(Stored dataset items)
= = =

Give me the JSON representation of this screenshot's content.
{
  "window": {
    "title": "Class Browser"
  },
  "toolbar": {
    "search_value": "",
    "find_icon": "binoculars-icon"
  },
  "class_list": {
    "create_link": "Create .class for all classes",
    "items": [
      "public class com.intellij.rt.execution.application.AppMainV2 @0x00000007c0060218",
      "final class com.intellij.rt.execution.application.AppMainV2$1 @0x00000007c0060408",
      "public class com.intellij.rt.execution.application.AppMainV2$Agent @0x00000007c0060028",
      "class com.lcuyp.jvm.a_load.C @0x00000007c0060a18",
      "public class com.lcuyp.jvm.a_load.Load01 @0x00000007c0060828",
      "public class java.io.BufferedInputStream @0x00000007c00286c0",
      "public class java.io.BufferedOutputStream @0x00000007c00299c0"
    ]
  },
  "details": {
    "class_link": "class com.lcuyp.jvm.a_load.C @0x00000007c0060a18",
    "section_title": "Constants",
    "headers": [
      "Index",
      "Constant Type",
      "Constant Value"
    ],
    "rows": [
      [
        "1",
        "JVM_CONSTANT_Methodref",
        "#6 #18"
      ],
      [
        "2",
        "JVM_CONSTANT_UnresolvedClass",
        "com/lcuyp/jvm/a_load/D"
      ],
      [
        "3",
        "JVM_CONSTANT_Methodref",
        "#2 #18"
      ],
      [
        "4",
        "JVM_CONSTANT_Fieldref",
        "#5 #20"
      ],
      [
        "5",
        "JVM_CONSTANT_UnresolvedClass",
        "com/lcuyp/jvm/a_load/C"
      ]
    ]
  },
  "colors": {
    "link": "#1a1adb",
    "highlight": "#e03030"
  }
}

= = =

▸ **PROBLEM TO SOLVE**
Tally up the lines in the records containing the word "java", then give the count and nothing else.

▸ **TASK OUTPUT**
2